SCHRIFTLICHE AUFGABE 1 »
Übertrage die Einträge vom ersten bis einschließlich der Zeile, die „help-icon[interactable]: ? [30,654,73,687]“ enthält, in eine nummerierte Liste und lass dabei Leerzeilen weg.

Mit ihrer Emanzipation wird die imperialistische Intervention gerechtfertigt: Ein Buch, in dem afghanische Frauen zu Wort kommen

Von Sophia Deeg *

Das Buch »Afghan Women« von Elaheh Ristami-Povey, die an der renommierten School of Oriental and African Studies der Londoner Uni lehrt, läßt afghanische Frauen unterschiedlicher Gesellschaftsschichten und Bildungshintergründe zu Wort kommen. Ihre Gesprächspartnerinnen – manche in Afghanistan, manche im Exil – sind keineswegs gleichförmige schattenhafte Gestalten unter blauen Burkhas, zurückgeblieben und der Befreiung durch »uns« harrend. Anders als es das Stereotyp von der unterdrückten muslimischen Frau will, haben diese Frauen auf vielfältige Weise gegen die Taliban und für das Überleben ihrer Familien gekämpft. Das tun sie weiterhin mit bewundernswürdiger Klugheit, Kompetenz und Durchhaltevermögen: gegen die Repression durch die Taliban, die Besatzung oder die mafiösen Strukturen, die die afghanische Gesellschaft zerfressen – ein Kampf, den sie oft zusammen mit den Männern führen. Die Frauen im Exil sind mit einer weiteren Facette der Unterdrückung konfrontiert: dem Rassismus der Gesellschaften, in denen sie Zuflucht gesucht haben, ein Rassismus, der sich oft in der Form der Bevormundung der Afghaninnen als vermeintlich hilflose, unterdrückte Geschöpfe äußert.

Häufig wirken die Unterdrückungsstrukturen, wie in keiner Gesellschaft anders zu erwarten, auch in der afghanischen bis in das familiäre und häusliche Leben. Ehefrauen oder Töchter werden Opfer von Gewalt und verquasten Ehr- und Moralvorstellungen männlicher Familienmitglieder – Phänomene, die mit Verarmung und Verelendung beinahe zwangsläufig (wieder)aufleben.

SCHRIFTLICHE AUFGABE 2 »
Gib aus dem Auszug über afghanische Frauen den Abschnitt wieder, der mit den Worten „Häufig wirken die“ beginnt und mit „beinahe zwangsläufig (wieder)aufleben.“ endet, und setze darin „Schwestern“ an die Stelle von „Ehefrauen“.

Einträge mit beschrifteten Boxen »
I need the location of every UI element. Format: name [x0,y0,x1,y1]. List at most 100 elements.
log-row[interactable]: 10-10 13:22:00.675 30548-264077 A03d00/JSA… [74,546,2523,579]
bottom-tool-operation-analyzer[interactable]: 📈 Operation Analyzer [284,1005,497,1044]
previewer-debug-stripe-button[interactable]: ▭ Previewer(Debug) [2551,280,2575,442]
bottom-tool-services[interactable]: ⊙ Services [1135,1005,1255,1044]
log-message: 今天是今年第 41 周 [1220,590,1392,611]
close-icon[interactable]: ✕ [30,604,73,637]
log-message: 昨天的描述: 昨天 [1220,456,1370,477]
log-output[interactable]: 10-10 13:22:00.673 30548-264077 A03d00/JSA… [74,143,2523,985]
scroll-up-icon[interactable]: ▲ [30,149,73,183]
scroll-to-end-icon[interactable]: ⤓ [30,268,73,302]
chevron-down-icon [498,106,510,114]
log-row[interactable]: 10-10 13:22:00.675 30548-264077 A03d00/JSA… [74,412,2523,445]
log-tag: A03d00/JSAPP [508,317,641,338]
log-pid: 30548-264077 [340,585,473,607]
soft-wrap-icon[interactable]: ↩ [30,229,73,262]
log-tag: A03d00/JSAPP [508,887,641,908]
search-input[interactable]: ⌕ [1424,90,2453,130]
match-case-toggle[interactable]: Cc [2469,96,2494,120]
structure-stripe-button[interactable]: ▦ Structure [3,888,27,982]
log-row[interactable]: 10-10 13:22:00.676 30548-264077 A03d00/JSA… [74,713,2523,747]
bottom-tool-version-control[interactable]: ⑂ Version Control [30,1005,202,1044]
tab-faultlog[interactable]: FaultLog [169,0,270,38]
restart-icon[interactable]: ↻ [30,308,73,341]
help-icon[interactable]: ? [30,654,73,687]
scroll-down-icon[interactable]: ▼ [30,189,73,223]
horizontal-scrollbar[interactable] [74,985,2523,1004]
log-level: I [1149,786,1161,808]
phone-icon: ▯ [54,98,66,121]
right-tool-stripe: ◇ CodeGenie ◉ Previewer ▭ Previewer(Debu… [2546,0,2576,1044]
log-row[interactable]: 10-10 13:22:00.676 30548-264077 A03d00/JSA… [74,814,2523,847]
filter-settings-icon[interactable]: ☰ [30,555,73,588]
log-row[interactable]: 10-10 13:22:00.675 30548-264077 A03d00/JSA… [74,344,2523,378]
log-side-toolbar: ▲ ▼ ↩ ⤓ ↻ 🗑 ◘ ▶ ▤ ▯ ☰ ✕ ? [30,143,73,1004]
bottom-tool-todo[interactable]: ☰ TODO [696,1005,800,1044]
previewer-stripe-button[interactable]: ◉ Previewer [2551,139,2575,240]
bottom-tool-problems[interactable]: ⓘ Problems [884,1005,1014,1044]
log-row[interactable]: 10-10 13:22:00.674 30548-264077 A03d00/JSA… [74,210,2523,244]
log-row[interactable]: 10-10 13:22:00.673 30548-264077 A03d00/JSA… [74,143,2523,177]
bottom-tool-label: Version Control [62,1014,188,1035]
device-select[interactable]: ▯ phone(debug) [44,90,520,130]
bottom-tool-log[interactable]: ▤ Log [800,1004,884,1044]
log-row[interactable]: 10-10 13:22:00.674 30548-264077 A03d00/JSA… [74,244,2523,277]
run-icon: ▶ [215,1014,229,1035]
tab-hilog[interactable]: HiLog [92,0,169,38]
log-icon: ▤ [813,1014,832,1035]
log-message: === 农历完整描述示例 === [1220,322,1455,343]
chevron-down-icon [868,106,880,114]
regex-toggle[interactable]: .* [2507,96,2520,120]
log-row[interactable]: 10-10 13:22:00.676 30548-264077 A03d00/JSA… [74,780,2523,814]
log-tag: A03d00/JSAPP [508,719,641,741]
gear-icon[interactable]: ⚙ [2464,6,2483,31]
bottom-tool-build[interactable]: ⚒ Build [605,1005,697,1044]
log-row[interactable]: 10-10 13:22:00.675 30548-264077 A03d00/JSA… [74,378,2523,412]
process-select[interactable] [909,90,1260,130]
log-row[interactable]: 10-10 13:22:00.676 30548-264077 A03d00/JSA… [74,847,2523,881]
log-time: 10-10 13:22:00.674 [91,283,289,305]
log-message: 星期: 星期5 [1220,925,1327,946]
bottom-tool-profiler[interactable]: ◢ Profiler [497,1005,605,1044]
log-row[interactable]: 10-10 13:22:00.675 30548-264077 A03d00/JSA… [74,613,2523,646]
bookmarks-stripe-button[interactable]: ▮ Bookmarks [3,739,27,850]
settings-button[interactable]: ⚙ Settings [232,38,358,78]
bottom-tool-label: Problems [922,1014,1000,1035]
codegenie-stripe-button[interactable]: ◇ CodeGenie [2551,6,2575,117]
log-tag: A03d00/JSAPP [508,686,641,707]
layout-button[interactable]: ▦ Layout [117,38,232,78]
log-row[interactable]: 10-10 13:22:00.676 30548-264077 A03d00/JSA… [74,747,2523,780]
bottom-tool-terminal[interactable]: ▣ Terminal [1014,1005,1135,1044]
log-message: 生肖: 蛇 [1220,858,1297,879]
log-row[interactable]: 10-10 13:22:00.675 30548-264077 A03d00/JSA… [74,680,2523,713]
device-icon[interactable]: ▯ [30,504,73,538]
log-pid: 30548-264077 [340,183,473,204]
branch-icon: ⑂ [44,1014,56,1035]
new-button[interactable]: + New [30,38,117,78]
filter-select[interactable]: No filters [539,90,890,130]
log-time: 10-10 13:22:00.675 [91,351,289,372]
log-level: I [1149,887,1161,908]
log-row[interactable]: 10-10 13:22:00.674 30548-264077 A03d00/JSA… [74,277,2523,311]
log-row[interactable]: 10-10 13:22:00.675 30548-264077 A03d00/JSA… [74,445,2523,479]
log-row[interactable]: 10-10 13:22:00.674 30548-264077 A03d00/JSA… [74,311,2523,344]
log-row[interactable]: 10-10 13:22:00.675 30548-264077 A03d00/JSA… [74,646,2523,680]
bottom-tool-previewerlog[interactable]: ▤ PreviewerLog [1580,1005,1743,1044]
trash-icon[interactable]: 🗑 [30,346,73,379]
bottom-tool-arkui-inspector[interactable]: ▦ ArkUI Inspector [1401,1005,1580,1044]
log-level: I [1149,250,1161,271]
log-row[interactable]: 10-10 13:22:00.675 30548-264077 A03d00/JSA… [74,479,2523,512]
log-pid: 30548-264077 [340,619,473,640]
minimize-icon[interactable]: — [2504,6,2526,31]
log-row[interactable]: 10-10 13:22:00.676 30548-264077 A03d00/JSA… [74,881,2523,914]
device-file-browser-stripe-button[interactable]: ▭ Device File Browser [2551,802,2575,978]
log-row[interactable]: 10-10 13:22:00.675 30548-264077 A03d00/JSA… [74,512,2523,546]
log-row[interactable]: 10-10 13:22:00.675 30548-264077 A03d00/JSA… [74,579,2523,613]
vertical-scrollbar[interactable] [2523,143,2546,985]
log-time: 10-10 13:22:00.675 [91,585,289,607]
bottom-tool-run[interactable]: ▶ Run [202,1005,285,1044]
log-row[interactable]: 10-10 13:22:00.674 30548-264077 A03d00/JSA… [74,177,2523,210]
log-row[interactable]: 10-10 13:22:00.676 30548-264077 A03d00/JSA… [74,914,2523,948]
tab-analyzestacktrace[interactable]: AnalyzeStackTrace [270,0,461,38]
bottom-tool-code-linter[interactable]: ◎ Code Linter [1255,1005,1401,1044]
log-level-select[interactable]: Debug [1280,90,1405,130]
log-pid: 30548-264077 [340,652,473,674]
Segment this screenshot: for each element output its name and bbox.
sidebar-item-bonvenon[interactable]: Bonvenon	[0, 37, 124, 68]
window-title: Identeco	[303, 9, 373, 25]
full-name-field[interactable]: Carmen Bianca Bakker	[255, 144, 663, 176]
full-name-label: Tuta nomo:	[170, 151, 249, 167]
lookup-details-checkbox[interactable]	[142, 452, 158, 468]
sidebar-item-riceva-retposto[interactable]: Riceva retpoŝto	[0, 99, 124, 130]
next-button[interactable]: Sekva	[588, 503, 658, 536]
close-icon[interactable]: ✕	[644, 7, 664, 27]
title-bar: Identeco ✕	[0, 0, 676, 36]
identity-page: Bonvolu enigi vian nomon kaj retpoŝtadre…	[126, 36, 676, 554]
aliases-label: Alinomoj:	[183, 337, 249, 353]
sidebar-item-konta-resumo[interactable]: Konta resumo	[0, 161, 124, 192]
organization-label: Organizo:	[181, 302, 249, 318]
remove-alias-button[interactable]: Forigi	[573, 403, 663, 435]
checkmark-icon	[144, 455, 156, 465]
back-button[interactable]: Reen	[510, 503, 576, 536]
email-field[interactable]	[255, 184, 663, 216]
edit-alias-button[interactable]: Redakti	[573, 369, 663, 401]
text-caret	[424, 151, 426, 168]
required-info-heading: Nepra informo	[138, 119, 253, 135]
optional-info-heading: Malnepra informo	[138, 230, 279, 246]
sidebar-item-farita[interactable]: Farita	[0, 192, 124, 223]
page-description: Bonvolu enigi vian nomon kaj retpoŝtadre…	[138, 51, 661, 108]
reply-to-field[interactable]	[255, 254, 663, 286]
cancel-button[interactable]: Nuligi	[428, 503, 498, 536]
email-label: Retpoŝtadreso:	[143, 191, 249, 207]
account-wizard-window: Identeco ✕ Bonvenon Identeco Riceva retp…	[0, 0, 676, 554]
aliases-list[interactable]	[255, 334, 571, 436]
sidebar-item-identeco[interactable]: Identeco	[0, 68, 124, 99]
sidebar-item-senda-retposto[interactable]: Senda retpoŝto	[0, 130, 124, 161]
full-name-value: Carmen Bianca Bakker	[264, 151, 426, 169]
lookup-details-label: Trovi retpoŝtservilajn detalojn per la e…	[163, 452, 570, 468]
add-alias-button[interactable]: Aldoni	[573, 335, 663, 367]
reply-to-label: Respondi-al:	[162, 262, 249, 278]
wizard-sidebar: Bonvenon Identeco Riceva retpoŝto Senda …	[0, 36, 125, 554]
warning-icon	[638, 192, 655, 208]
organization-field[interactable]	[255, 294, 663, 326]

SCHRIFTLICHE ANTWORT 1 »
1. I need the location of every UI element. Format: name [x0,y0,x1,y1]. List at most 100 elements.
2. log-row[interactable]: 10-10 13:22:00.675 30548-264077 A03d00/JSA… [74,546,2523,579]
3. bottom-tool-operation-analyzer[interactable]: 📈 Operation Analyzer [284,1005,497,1044]
4. previewer-debug-stripe-button[interactable]: ▭ Previewer(Debug) [2551,280,2575,442]
5. bottom-tool-services[interactable]: ⊙ Services [1135,1005,1255,1044]
6. log-message: 今天是今年第 41 周 [1220,590,1392,611]
7. close-icon[interactable]: ✕ [30,604,73,637]
8. log-message: 昨天的描述: 昨天 [1220,456,1370,477]
9. log-output[interactable]: 10-10 13:22:00.673 30548-264077 A03d00/JSA… [74,143,2523,985]
10. scroll-up-icon[interactable]: ▲ [30,149,73,183]
11. scroll-to-end-icon[interactable]: ⤓ [30,268,73,302]
12. chevron-down-icon [498,106,510,114]
13. log-row[interactable]: 10-10 13:22:00.675 30548-264077 A03d00/JSA… [74,412,2523,445]
14. log-tag: A03d00/JSAPP [508,317,641,338]
15. log-pid: 30548-264077 [340,585,473,607]
16. soft-wrap-icon[interactable]: ↩ [30,229,73,262]
17. log-tag: A03d00/JSAPP [508,887,641,908]
18. search-input[interactable]: ⌕ [1424,90,2453,130]
19. match-case-toggle[interactable]: Cc [2469,96,2494,120]
20. structure-stripe-button[interactable]: ▦ Structure [3,888,27,982]
21. log-row[interactable]: 10-10 13:22:00.676 30548-264077 A03d00/JSA… [74,713,2523,747]
22. bottom-tool-version-control[interactable]: ⑂ Version Control [30,1005,202,1044]
23. tab-faultlog[interactable]: FaultLog [169,0,270,38]
24. restart-icon[interactable]: ↻ [30,308,73,341]
25. help-icon[interactable]: ? [30,654,73,687]

SCHRIFTLICHE ANTWORT 2 »
Häufig wirken die Unterdrückungsstrukturen, wie in keiner Gesellschaft anders zu erwarten, auch in der afghanischen bis in das familiäre und häusliche Leben. Schwestern oder Töchter werden Opfer von Gewalt und verquasten Ehr- und Moralvorstellungen männlicher Familienmitglieder – Phänomene, die mit Verarmung und Verelendung beinahe zwangsläufig (wieder)aufleben.